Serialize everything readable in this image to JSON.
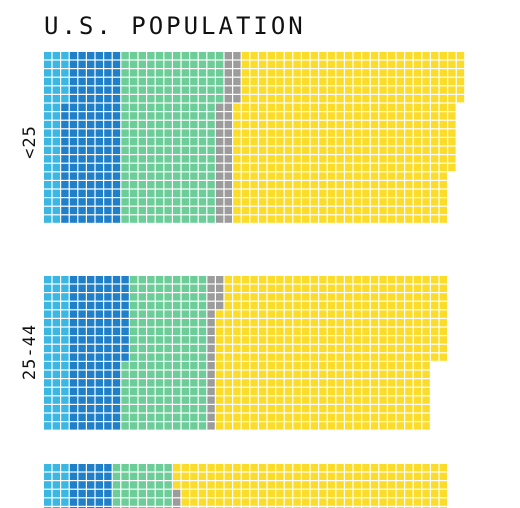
{
  "chart_data": {
    "type": "waffle",
    "title": "U.S. POPULATION",
    "cell_unit": "1 square = fixed population count",
    "colors": {
      "light-blue": "#3ab7e3",
      "blue": "#1f7fc9",
      "green": "#6ccd98",
      "gray": "#9c9c9c",
      "yellow": "#fbdc2a",
      "background": "#ffffff"
    },
    "panels": [
      {
        "name": "<25",
        "rows": 20,
        "col_counts": [
          3,
          7,
          12,
          2,
          25,
          1
        ],
        "col_colors": [
          "light-blue",
          "blue",
          "green",
          "gray",
          "yellow",
          "yellow"
        ],
        "bands": [
          {
            "rows": 6,
            "counts": [
              3,
              6,
              12,
              2,
              26
            ]
          },
          {
            "rows": 8,
            "counts": [
              2,
              7,
              11,
              2,
              26
            ]
          },
          {
            "rows": 6,
            "counts": [
              2,
              7,
              11,
              2,
              25
            ]
          }
        ]
      },
      {
        "name": "25-44",
        "rows": 18,
        "bands": [
          {
            "rows": 4,
            "counts": [
              3,
              7,
              9,
              2,
              26
            ]
          },
          {
            "rows": 6,
            "counts": [
              3,
              7,
              9,
              1,
              27
            ]
          },
          {
            "rows": 8,
            "counts": [
              3,
              6,
              10,
              1,
              25
            ]
          }
        ]
      },
      {
        "name": "",
        "rows": 6,
        "bands": [
          {
            "rows": 3,
            "counts": [
              3,
              5,
              7,
              0,
              32
            ]
          },
          {
            "rows": 3,
            "counts": [
              3,
              5,
              7,
              1,
              31
            ]
          }
        ]
      }
    ]
  }
}
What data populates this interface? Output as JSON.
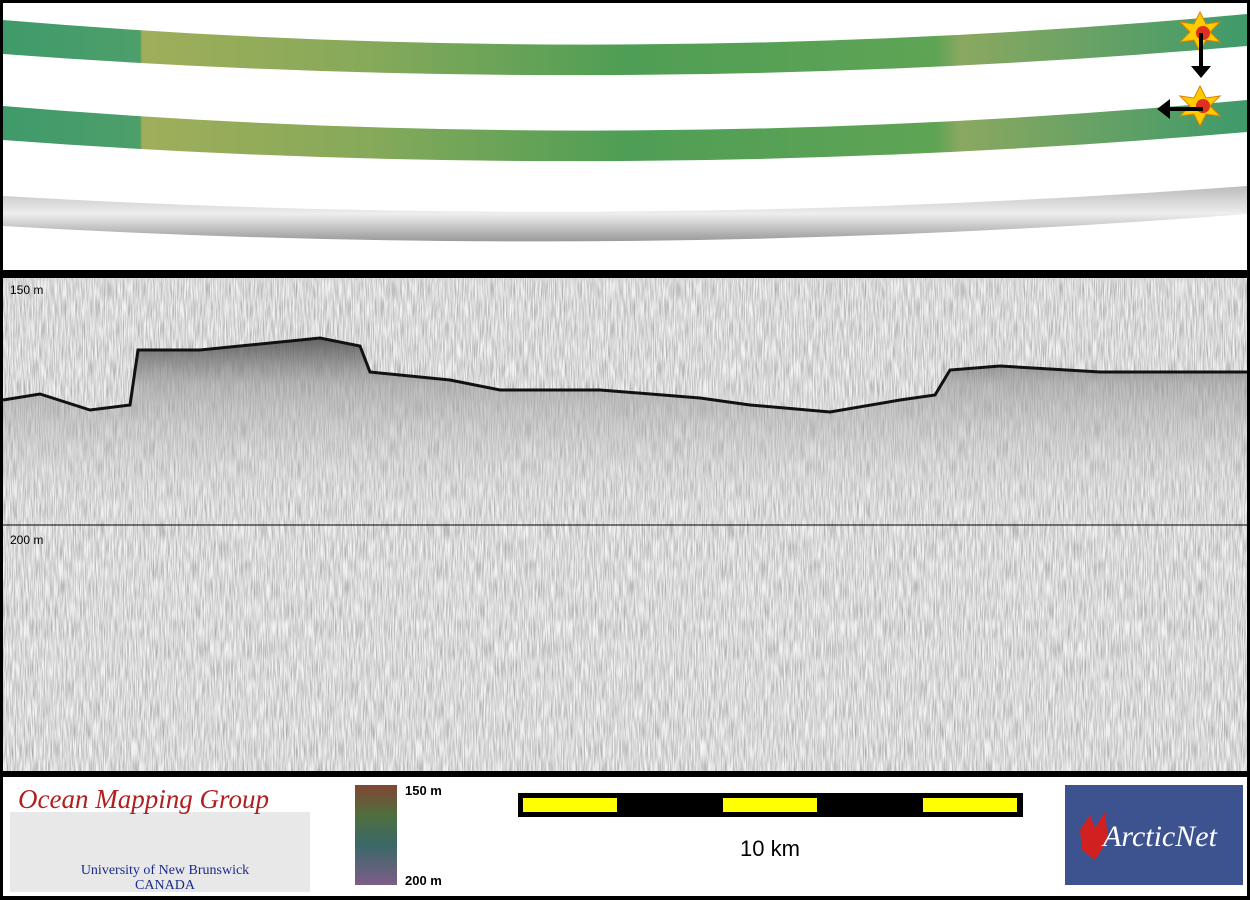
{
  "echogram": {
    "depth_labels": [
      "150 m",
      "200 m"
    ]
  },
  "legend": {
    "colorbar_labels": [
      "150 m",
      "200 m"
    ],
    "scale_bar_label": "10 km"
  },
  "logos": {
    "omg": {
      "title": "Ocean Mapping Group",
      "subtitle": "University of New Brunswick",
      "country": "CANADA"
    },
    "arcticnet": "ArcticNet"
  }
}
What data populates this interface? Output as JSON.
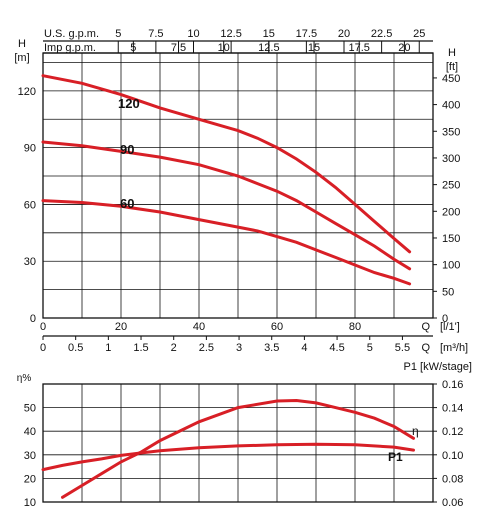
{
  "chart_data": [
    {
      "type": "line",
      "id": "head",
      "top_axes": {
        "us_label": "U.S. g.p.m.",
        "us_ticks": [
          "5",
          "7.5",
          "10",
          "12.5",
          "15",
          "17.5",
          "20",
          "22.5",
          "25"
        ],
        "us_values": [
          5,
          7.5,
          10,
          12.5,
          15,
          17.5,
          20,
          22.5,
          25
        ],
        "imp_label": "Imp g.p.m.",
        "imp_ticks": [
          "5",
          "7.5",
          "10",
          "12.5",
          "15",
          "17.5",
          "20"
        ],
        "imp_values": [
          5,
          7.5,
          10,
          12.5,
          15,
          17.5,
          20
        ]
      },
      "y_left": {
        "label": "H",
        "unit": "[m]",
        "ticks": [
          "0",
          "30",
          "60",
          "90",
          "120"
        ],
        "values": [
          0,
          30,
          60,
          90,
          120
        ],
        "lim": [
          0,
          140
        ]
      },
      "y_right": {
        "label": "H",
        "unit": "[ft]",
        "ticks": [
          "0",
          "50",
          "100",
          "150",
          "200",
          "250",
          "300",
          "350",
          "400",
          "450"
        ],
        "values": [
          0,
          50,
          100,
          150,
          200,
          250,
          300,
          350,
          400,
          450
        ]
      },
      "x_lpm": {
        "label": "Q",
        "unit": "[l/1']",
        "ticks": [
          "0",
          "20",
          "40",
          "60",
          "80"
        ],
        "values": [
          0,
          20,
          40,
          60,
          80
        ],
        "lim": [
          0,
          100
        ]
      },
      "x_m3h": {
        "label": "Q",
        "unit": "[m³/h]",
        "ticks": [
          "0",
          "0.5",
          "1",
          "1.5",
          "2",
          "2.5",
          "3",
          "3.5",
          "4",
          "4.5",
          "5",
          "5.5"
        ],
        "values": [
          0,
          0.5,
          1,
          1.5,
          2,
          2.5,
          3,
          3.5,
          4,
          4.5,
          5,
          5.5
        ]
      },
      "series": [
        {
          "name": "120",
          "x": [
            0,
            10,
            20,
            30,
            40,
            50,
            55,
            60,
            65,
            70,
            75,
            80,
            85,
            90,
            94
          ],
          "y": [
            128,
            124,
            118,
            111,
            105,
            99,
            95,
            90,
            84,
            77,
            69,
            60,
            51,
            42,
            35
          ]
        },
        {
          "name": "90",
          "x": [
            0,
            10,
            20,
            30,
            40,
            50,
            55,
            60,
            65,
            70,
            75,
            80,
            85,
            90,
            94
          ],
          "y": [
            93,
            91,
            88,
            85,
            81,
            75,
            71,
            67,
            62,
            56,
            50,
            44,
            38,
            31,
            26
          ]
        },
        {
          "name": "60",
          "x": [
            0,
            10,
            20,
            30,
            40,
            50,
            55,
            60,
            65,
            70,
            75,
            80,
            85,
            90,
            94
          ],
          "y": [
            62,
            61,
            59,
            56,
            52,
            48,
            46,
            43,
            40,
            36,
            32,
            28,
            24,
            21,
            18
          ]
        }
      ],
      "color": "#d81f26"
    },
    {
      "type": "line",
      "id": "efficiency",
      "y_left": {
        "label": "η%",
        "ticks": [
          "10",
          "20",
          "30",
          "40",
          "50"
        ],
        "values": [
          10,
          20,
          30,
          40,
          50
        ],
        "lim": [
          10,
          60
        ]
      },
      "y_right": {
        "label": "P1 [kW/stage]",
        "ticks": [
          "0.06",
          "0.08",
          "0.10",
          "0.12",
          "0.14",
          "0.16"
        ],
        "values": [
          0.06,
          0.08,
          0.1,
          0.12,
          0.14,
          0.16
        ],
        "lim": [
          0.06,
          0.16
        ]
      },
      "series": [
        {
          "name": "η",
          "axis": "left",
          "x": [
            5,
            10,
            15,
            20,
            25,
            30,
            40,
            50,
            60,
            65,
            70,
            75,
            80,
            85,
            90,
            95
          ],
          "y": [
            12,
            17,
            22,
            27,
            31,
            36,
            44,
            50,
            52.8,
            53,
            52,
            50,
            48,
            45.5,
            42,
            37
          ]
        },
        {
          "name": "P1",
          "axis": "right",
          "x": [
            0,
            5,
            10,
            15,
            20,
            25,
            30,
            40,
            50,
            60,
            70,
            80,
            90,
            95
          ],
          "y": [
            0.0875,
            0.091,
            0.094,
            0.0965,
            0.0995,
            0.1015,
            0.1035,
            0.106,
            0.1075,
            0.1085,
            0.109,
            0.1085,
            0.1065,
            0.104
          ]
        }
      ],
      "color": "#d81f26"
    }
  ]
}
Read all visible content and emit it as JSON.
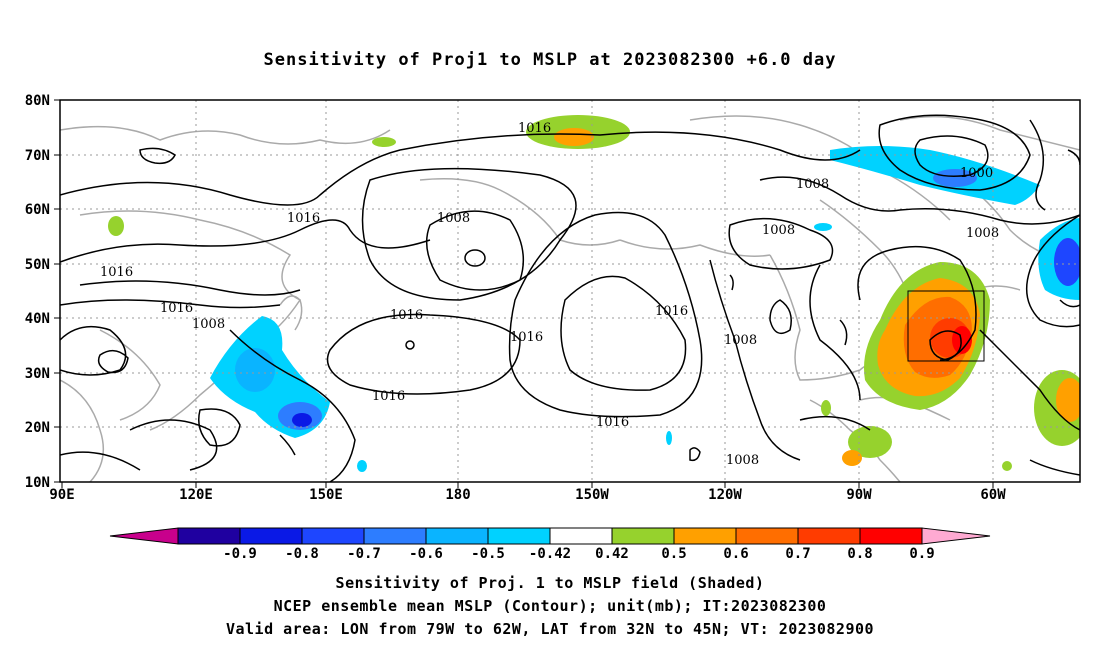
{
  "title": "Sensitivity of Proj1 to MSLP at 2023082300 +6.0 day",
  "map": {
    "lat_labels": [
      "80N",
      "70N",
      "60N",
      "50N",
      "40N",
      "30N",
      "20N",
      "10N"
    ],
    "lon_labels": [
      "90E",
      "120E",
      "150E",
      "180",
      "150W",
      "120W",
      "90W",
      "60W"
    ],
    "contour_labels": [
      "1016",
      "1016",
      "1016",
      "1016",
      "1008",
      "1016",
      "1016",
      "1016",
      "1016",
      "1016",
      "1016",
      "1008",
      "1008",
      "1008",
      "1008",
      "1008",
      "1008",
      "1000",
      "1008"
    ],
    "valid_box": {
      "lon_min": -79,
      "lon_max": -62,
      "lat_min": 32,
      "lat_max": 45
    }
  },
  "colorbar": {
    "labels": [
      "-0.9",
      "-0.8",
      "-0.7",
      "-0.6",
      "-0.5",
      "-0.42",
      "0.42",
      "0.5",
      "0.6",
      "0.7",
      "0.8",
      "0.9"
    ],
    "colors": [
      "#1f00a0",
      "#0a19e6",
      "#1e46ff",
      "#2d7dff",
      "#0ab4ff",
      "#00d2ff",
      "#ffffff",
      "#96d22d",
      "#ffa000",
      "#ff6e00",
      "#ff3c00",
      "#ff0000"
    ],
    "under_color": "#c8008c",
    "over_color": "#ffaad2"
  },
  "captions": {
    "line1": "Sensitivity of Proj. 1 to MSLP field (Shaded)",
    "line2": "NCEP ensemble mean MSLP (Contour); unit(mb); IT:2023082300",
    "line3": "Valid area: LON from 79W to 62W, LAT from 32N to 45N; VT: 2023082900"
  }
}
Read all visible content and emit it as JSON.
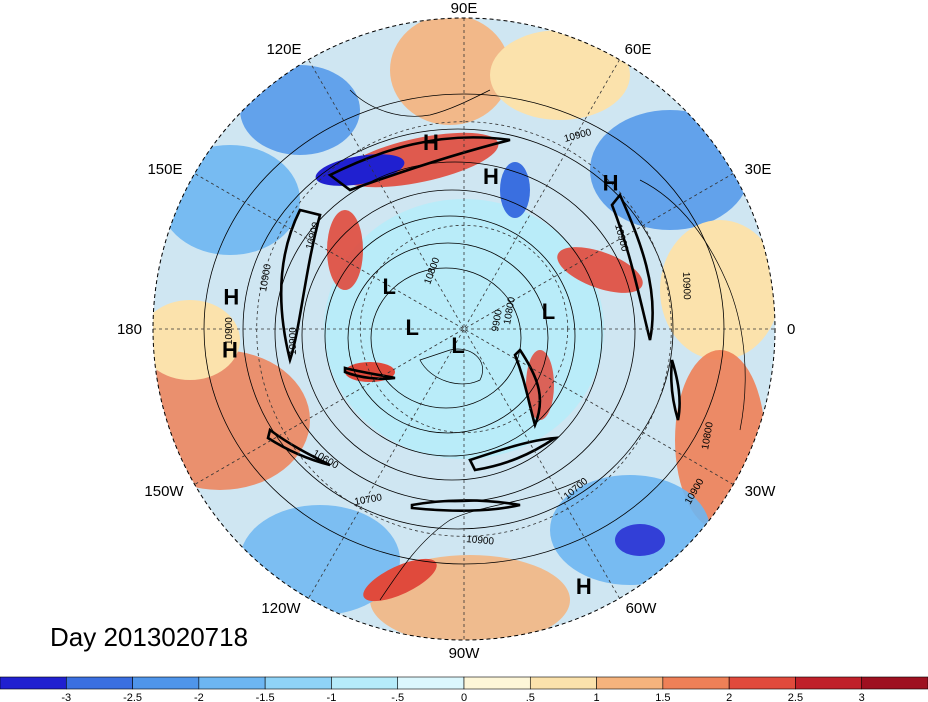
{
  "title": "Day 2013020718",
  "longitude_labels": {
    "n90e": "90E",
    "n60e": "60E",
    "n30e": "30E",
    "n0": "0",
    "n30w": "30W",
    "n60w": "60W",
    "n90w": "90W",
    "n120w": "120W",
    "n150w": "150W",
    "n180": "180",
    "n150e": "150E",
    "n120e": "120E"
  },
  "pressure_centers": [
    {
      "type": "H",
      "lon": 100,
      "lat": 35
    },
    {
      "type": "H",
      "lon": 80,
      "lat": 45
    },
    {
      "type": "H",
      "lon": 45,
      "lat": 30
    },
    {
      "type": "H",
      "lon": -175,
      "lat": 22
    },
    {
      "type": "H",
      "lon": 172,
      "lat": 22
    },
    {
      "type": "H",
      "lon": -65,
      "lat": 8
    },
    {
      "type": "L",
      "lon": 150,
      "lat": 65
    },
    {
      "type": "L",
      "lon": 178,
      "lat": 75
    },
    {
      "type": "L",
      "lon": 12,
      "lat": 65
    },
    {
      "type": "L",
      "lon": -110,
      "lat": 85
    }
  ],
  "contour_labels": [
    "10900",
    "10900",
    "10900",
    "10900",
    "10900",
    "10900",
    "10900",
    "10800",
    "10800",
    "10800",
    "10700",
    "10700",
    "10600",
    "10900",
    "10900",
    "9900"
  ],
  "colorbar": {
    "ticks": [
      "-3",
      "-2.5",
      "-2",
      "-1.5",
      "-1",
      "-.5",
      "0",
      ".5",
      "1",
      "1.5",
      "2",
      "2.5",
      "3"
    ],
    "colors": [
      "#2020d0",
      "#3a6fe0",
      "#4f95ea",
      "#6db6f2",
      "#8fd3f7",
      "#b6ecfa",
      "#dbf7fd",
      "#fdf6d8",
      "#fbe2ac",
      "#f5b37d",
      "#ee8057",
      "#e04a3c",
      "#c0202a",
      "#9e1020"
    ]
  }
}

◆ **Problem details**
Copy every line above that includes the string "blue".

◆ **The response**
      "light-blue": "#3ab7e3",
      "blue": "#1f7fc9",
          "light-blue",
          "blue",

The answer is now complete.